Exercise aim: Transcribe each line below word for word.

Page text dataset records
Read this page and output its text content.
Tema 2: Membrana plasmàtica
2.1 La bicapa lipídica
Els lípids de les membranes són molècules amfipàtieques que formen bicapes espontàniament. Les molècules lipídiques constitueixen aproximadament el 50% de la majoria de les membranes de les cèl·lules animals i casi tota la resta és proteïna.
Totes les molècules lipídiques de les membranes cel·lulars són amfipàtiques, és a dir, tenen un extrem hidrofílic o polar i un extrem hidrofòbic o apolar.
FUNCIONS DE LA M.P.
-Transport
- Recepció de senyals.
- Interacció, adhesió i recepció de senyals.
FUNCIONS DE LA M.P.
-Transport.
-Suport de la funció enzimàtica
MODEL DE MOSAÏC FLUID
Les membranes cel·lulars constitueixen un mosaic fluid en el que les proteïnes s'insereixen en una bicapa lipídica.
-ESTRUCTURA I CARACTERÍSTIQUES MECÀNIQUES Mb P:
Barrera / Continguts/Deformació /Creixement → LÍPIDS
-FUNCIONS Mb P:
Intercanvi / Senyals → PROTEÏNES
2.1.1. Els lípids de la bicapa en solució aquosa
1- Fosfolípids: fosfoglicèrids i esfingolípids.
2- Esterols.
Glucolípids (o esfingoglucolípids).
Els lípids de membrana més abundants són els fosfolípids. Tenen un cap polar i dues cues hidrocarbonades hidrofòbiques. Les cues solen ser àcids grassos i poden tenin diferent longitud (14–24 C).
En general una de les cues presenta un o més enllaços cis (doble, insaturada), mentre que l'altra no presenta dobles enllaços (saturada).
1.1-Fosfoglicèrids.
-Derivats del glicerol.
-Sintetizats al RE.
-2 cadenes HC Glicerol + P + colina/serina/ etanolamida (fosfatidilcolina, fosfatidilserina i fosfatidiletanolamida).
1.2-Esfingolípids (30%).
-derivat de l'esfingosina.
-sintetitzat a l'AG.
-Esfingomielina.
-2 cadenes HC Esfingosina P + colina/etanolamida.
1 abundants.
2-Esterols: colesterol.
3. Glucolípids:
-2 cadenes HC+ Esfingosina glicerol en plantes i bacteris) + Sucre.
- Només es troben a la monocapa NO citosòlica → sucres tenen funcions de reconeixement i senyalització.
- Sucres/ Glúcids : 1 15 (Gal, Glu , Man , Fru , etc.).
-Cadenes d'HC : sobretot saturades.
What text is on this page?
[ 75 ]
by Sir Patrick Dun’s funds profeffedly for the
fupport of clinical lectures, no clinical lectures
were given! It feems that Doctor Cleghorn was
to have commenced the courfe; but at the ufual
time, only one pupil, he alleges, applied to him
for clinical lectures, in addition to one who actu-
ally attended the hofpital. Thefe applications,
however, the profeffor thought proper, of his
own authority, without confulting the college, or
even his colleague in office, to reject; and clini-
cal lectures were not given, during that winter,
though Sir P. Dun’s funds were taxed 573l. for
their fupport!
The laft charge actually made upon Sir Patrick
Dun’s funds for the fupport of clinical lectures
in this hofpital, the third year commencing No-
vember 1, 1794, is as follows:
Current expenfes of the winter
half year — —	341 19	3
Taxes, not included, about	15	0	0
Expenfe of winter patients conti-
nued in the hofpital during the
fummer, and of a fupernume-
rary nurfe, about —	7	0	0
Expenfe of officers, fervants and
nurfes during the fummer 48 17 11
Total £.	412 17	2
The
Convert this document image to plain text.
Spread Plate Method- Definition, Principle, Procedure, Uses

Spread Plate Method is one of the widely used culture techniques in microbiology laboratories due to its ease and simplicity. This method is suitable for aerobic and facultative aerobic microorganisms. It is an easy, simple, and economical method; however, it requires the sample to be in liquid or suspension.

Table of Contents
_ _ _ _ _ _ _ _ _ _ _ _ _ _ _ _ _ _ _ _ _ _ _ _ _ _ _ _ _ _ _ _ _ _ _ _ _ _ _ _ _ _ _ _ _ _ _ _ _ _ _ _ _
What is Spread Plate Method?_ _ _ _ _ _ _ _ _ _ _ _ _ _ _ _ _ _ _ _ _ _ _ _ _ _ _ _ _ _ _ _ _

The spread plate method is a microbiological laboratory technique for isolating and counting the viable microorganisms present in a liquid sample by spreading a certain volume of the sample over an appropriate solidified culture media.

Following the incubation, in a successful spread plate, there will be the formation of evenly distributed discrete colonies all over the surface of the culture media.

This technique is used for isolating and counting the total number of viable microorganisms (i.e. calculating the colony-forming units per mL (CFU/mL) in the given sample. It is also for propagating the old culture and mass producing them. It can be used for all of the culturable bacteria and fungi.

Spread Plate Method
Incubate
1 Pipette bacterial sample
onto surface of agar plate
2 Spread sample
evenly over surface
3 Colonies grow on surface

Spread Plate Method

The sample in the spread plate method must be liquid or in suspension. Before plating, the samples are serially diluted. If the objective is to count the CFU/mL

Final answer:
Read this page and output its text content.
Tema 2: Membrana plasmàtica
2.1 La bicapa lipídica
Els lípids de les membranes són molècules amfipàtieques que formen bicapes espontàniament. Les molècules lipídiques constitueixen aproximadament el 50% de la majoria de les membranes de les cèl·lules animals i casi tota la resta és proteïna.
Totes les molècules lipídiques de les membranes cel·lulars són amfipàtiques, és a dir, tenen un extrem hidrofílic o polar i un extrem hidrofòbic o apolar.
FUNCIONS DE LA M.P.
-Transport
- Recepció de senyals.
- Interacció, adhesió i recepció de senyals.
FUNCIONS DE LA M.P.
-Transport.
-Suport de la funció enzimàtica
MODEL DE MOSAÏC FLUID
Les membranes cel·lulars constitueixen un mosaic fluid en el que les proteïnes s'insereixen en una bicapa lipídica.
-ESTRUCTURA I CARACTERÍSTIQUES MECÀNIQUES Mb P:
Barrera / Continguts/Deformació /Creixement → LÍPIDS
-FUNCIONS Mb P:
Intercanvi / Senyals → PROTEÏNES
2.1.1. Els lípids de la bicapa en solució aquosa
1- Fosfolípids: fosfoglicèrids i esfingolípids.
2- Esterols.
Glucolípids (o esfingoglucolípids).
Els lípids de membrana més abundants són els fosfolípids. Tenen un cap polar i dues cues hidrocarbonades hidrofòbiques. Les cues solen ser àcids grassos i poden tenin diferent longitud (14–24 C).
En general una de les cues presenta un o més enllaços cis (doble, insaturada), mentre que l'altra no presenta dobles enllaços (saturada).
1.1-Fosfoglicèrids.
-Derivats del glicerol.
-Sintetizats al RE.
-2 cadenes HC Glicerol + P + colina/serina/ etanolamida (fosfatidilcolina, fosfatidilserina i fosfatidiletanolamida).
1.2-Esfingolípids (30%).
-derivat de l'esfingosina.
-sintetitzat a l'AG.
-Esfingomielina.
-2 cadenes HC Esfingosina P + colina/etanolamida.
1 abundants.
2-Esterols: colesterol.
3. Glucolípids:
-2 cadenes HC+ Esfingosina glicerol en plantes i bacteris) + Sucre.
- Només es troben a la monocapa NO citosòlica → sucres tenen funcions de reconeixement i senyalització.
- Sucres/ Glúcids : 1 15 (Gal, Glu , Man , Fru , etc.).
-Cadenes d'HC : sobretot saturades.
What text is on this page?
[ 75 ]
by Sir Patrick Dun’s funds profeffedly for the
fupport of clinical lectures, no clinical lectures
were given! It feems that Doctor Cleghorn was
to have commenced the courfe; but at the ufual
time, only one pupil, he alleges, applied to him
for clinical lectures, in addition to one who actu-
ally attended the hofpital. Thefe applications,
however, the profeffor thought proper, of his
own authority, without confulting the college, or
even his colleague in office, to reject; and clini-
cal lectures were not given, during that winter,
though Sir P. Dun’s funds were taxed 573l. for
their fupport!
The laft charge actually made upon Sir Patrick
Dun’s funds for the fupport of clinical lectures
in this hofpital, the third year commencing No-
vember 1, 1794, is as follows:
Current expenfes of the winter
half year — —	341 19	3
Taxes, not included, about	15	0	0
Expenfe of winter patients conti-
nued in the hofpital during the
fummer, and of a fupernume-
rary nurfe, about —	7	0	0
Expenfe of officers, fervants and
nurfes during the fummer 48 17 11
Total £.	412 17	2
The
Convert this document image to plain text.
Spread Plate Method- Definition, Principle, Procedure, Uses

Spread Plate Method is one of the widely used culture techniques in microbiology laboratories due to its ease and simplicity. This method is suitable for aerobic and facultative aerobic microorganisms. It is an easy, simple, and economical method; however, it requires the sample to be in liquid or suspension.

Table of Contents
_ _ _ _ _ _ _ _ _ _ _ _ _ _ _ _ _ _ _ _ _ _ _ _ _ _ _ _ _ _ _ _ _ _ _ _ _ _ _ _ _ _ _ _ _ _ _ _ _ _ _ _ _
What is Spread Plate Method?_ _ _ _ _ _ _ _ _ _ _ _ _ _ _ _ _ _ _ _ _ _ _ _ _ _ _ _ _ _ _ _ _

The spread plate method is a microbiological laboratory technique for isolating and counting the viable microorganisms present in a liquid sample by spreading a certain volume of the sample over an appropriate solidified culture media.

Following the incubation, in a successful spread plate, there will be the formation of evenly distributed discrete colonies all over the surface of the culture media.

This technique is used for isolating and counting the total number of viable microorganisms (i.e. calculating the colony-forming units per mL (CFU/mL) in the given sample. It is also for propagating the old culture and mass producing them. It can be used for all of the culturable bacteria and fungi.

Spread Plate Method
Incubate
1 Pipette bacterial sample
onto surface of agar plate
2 Spread sample
evenly over surface
3 Colonies grow on surface

Spread Plate Method

The sample in the spread plate method must be liquid or in suspension. Before plating, the samples are serially diluted. If the objective is to count the CFU/mL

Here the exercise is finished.